start MATERIAL SUPPLIED

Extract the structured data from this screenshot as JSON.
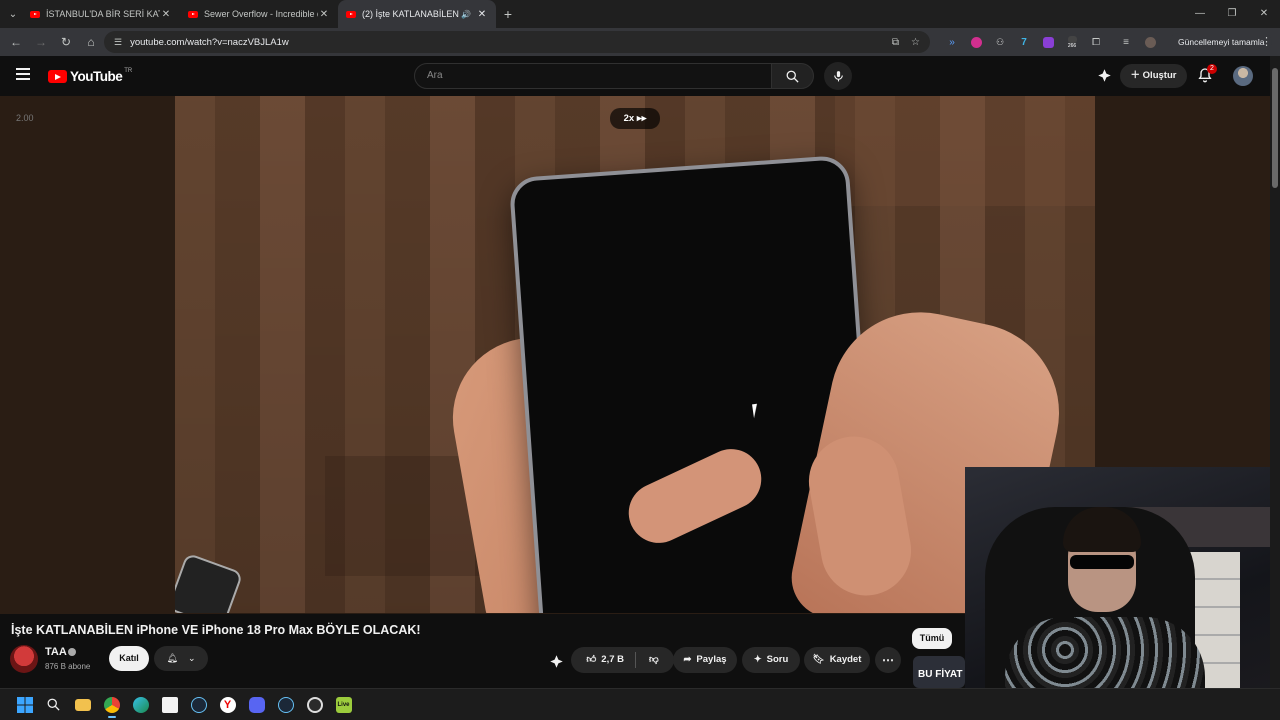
{
  "browser": {
    "tabs": [
      {
        "title": "İSTANBUL'DA BİR SERİ KATİL - ...",
        "active": false
      },
      {
        "title": "Sewer Overflow - Incredible dir...",
        "active": false
      },
      {
        "title": "(2) İşte KATLANABİLEN iPhon...",
        "active": true
      }
    ],
    "url": "youtube.com/watch?v=naczVBJLA1w",
    "update_label": "Güncellemeyi tamamla",
    "extension_badge": "266"
  },
  "youtube": {
    "logo_text": "YouTube",
    "region": "TR",
    "search_placeholder": "Ara",
    "create_label": "Oluştur",
    "notification_count": "2"
  },
  "player": {
    "speed_readout": "2.00",
    "speed_pill": "2x ▸▸",
    "progress": 0.0
  },
  "video": {
    "title": "İşte KATLANABİLEN iPhone VE iPhone 18 Pro Max BÖYLE OLACAK!",
    "channel": "TAA",
    "subscribers": "876 B abone",
    "join_label": "Katıl",
    "likes": "2,7 B",
    "share_label": "Paylaş",
    "ask_label": "Soru",
    "save_label": "Kaydet"
  },
  "sidebar": {
    "chip_all": "Tümü",
    "rec_thumb_text": "BU FİYAT"
  },
  "colors": {
    "brand_red": "#ff0000",
    "background": "#0f0f0f",
    "chip_bg": "#272727"
  }
}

end MATERIAL SUPPLIED

WHAT THE EXERCISE ASKS =>
Set down every record once more, word for word, without pictures.

WRITTEN SOLUTION =>
Extract the structured data from this screenshot as JSON.
{
  "browser": {
    "tabs": [
      {
        "title": "İSTANBUL'DA BİR SERİ KATİL - ...",
        "active": false
      },
      {
        "title": "Sewer Overflow - Incredible dir...",
        "active": false
      },
      {
        "title": "(2) İşte KATLANABİLEN iPhon...",
        "active": true
      }
    ],
    "url": "youtube.com/watch?v=naczVBJLA1w",
    "update_label": "Güncellemeyi tamamla",
    "extension_badge": "266"
  },
  "youtube": {
    "logo_text": "YouTube",
    "region": "TR",
    "search_placeholder": "Ara",
    "create_label": "Oluştur",
    "notification_count": "2"
  },
  "player": {
    "speed_readout": "2.00",
    "speed_pill": "2x ▸▸",
    "progress": 0.0
  },
  "video": {
    "title": "İşte KATLANABİLEN iPhone VE iPhone 18 Pro Max BÖYLE OLACAK!",
    "channel": "TAA",
    "subscribers": "876 B abone",
    "join_label": "Katıl",
    "likes": "2,7 B",
    "share_label": "Paylaş",
    "ask_label": "Soru",
    "save_label": "Kaydet"
  },
  "sidebar": {
    "chip_all": "Tümü",
    "rec_thumb_text": "BU FİYAT"
  },
  "colors": {
    "brand_red": "#ff0000",
    "background": "#0f0f0f",
    "chip_bg": "#272727"
  }
}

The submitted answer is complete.